- **Data entries**:
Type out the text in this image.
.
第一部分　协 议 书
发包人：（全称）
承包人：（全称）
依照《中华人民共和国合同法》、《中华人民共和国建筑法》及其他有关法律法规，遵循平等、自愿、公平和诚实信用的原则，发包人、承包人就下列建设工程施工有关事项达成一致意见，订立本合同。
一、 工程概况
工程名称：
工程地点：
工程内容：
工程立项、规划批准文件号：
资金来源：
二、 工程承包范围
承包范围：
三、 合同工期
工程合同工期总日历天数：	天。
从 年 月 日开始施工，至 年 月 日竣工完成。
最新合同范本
...
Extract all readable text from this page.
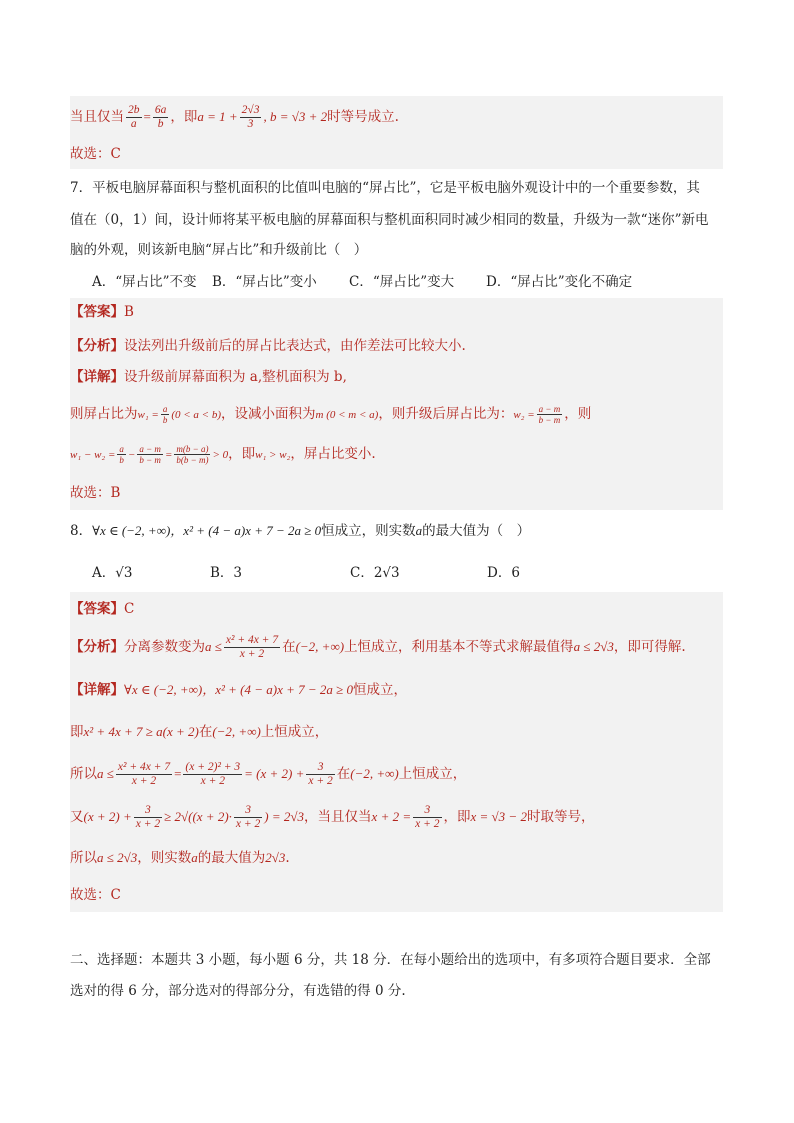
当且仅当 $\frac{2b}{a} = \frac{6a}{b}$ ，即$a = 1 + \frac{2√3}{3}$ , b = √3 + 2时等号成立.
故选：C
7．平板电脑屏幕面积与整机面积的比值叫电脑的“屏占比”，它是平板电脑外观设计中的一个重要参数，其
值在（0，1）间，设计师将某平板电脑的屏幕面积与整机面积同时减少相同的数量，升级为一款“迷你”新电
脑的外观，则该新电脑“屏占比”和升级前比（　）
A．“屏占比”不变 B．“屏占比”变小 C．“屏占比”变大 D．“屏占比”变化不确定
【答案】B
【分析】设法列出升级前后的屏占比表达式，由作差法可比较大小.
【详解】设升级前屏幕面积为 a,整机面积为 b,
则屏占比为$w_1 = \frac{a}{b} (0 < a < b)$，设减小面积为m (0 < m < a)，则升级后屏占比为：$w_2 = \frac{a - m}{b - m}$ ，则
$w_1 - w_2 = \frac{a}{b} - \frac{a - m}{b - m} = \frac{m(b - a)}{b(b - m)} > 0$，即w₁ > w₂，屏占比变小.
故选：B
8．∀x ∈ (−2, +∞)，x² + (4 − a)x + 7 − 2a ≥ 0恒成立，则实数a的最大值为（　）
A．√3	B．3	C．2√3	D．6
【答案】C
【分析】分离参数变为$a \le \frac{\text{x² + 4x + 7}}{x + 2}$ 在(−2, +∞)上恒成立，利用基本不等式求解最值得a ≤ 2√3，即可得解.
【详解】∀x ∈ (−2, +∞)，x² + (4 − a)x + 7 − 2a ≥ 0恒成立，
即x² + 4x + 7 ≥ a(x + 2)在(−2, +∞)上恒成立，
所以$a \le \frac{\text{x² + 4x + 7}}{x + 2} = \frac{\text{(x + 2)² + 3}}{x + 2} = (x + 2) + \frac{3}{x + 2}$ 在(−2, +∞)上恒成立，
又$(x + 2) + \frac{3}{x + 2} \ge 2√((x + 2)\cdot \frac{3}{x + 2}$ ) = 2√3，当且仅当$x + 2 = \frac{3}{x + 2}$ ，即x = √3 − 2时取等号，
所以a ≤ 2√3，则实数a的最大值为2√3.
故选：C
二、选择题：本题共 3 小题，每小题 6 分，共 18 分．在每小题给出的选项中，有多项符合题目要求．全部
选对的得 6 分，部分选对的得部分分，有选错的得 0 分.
==
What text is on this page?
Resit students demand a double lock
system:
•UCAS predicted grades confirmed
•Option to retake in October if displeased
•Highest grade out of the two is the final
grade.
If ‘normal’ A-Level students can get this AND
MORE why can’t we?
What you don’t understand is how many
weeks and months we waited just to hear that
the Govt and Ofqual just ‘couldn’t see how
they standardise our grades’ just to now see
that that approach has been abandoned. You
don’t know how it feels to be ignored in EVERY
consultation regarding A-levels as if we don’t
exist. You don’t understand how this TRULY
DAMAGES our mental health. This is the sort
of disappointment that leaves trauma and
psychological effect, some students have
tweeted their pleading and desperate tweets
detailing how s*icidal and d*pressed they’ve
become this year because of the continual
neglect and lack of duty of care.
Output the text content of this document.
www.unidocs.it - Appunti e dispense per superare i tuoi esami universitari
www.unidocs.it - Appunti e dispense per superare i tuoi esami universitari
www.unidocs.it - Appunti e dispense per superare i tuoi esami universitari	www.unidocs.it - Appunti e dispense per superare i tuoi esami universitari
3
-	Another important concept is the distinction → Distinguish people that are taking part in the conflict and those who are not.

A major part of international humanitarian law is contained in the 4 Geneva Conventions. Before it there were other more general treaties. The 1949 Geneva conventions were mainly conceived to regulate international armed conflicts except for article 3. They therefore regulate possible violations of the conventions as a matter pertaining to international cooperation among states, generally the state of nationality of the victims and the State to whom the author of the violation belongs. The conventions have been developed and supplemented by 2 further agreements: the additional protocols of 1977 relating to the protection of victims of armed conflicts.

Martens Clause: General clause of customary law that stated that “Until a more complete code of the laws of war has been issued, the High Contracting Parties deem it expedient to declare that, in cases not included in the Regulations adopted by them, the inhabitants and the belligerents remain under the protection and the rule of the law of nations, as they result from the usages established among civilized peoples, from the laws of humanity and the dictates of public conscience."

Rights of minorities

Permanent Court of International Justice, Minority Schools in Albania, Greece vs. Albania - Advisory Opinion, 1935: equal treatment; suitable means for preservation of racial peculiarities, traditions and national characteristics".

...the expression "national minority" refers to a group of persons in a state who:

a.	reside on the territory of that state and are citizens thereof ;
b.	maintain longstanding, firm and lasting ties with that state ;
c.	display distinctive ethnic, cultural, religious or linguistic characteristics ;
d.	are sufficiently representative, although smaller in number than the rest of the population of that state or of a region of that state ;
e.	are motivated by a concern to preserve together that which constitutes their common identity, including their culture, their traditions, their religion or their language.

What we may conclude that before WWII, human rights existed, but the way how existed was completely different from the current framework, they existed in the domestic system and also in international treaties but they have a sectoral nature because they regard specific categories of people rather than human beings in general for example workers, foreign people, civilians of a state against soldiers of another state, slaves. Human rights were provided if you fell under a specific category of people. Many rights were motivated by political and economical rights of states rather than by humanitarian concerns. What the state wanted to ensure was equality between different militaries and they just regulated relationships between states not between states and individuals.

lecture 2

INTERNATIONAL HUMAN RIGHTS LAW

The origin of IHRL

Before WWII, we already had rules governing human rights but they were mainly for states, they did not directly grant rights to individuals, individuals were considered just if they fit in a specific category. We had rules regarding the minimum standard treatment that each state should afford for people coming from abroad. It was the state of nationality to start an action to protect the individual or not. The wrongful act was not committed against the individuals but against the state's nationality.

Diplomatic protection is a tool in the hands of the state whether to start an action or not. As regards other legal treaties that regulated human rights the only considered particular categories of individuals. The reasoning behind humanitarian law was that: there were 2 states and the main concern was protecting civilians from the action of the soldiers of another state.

- **Exercise**: Find the string "traditions" in the listing and return every line that holds it.

- **The output**:
Permanent Court of International Justice, Minority Schools in Albania, Greece vs. Albania - Advisory Opinion, 1935: equal treatment; suitable means for preservation of racial peculiarities, traditions and national characteristics".
e.	are motivated by a concern to preserve together that which constitutes their common identity, including their culture, their traditions, their religion or their language.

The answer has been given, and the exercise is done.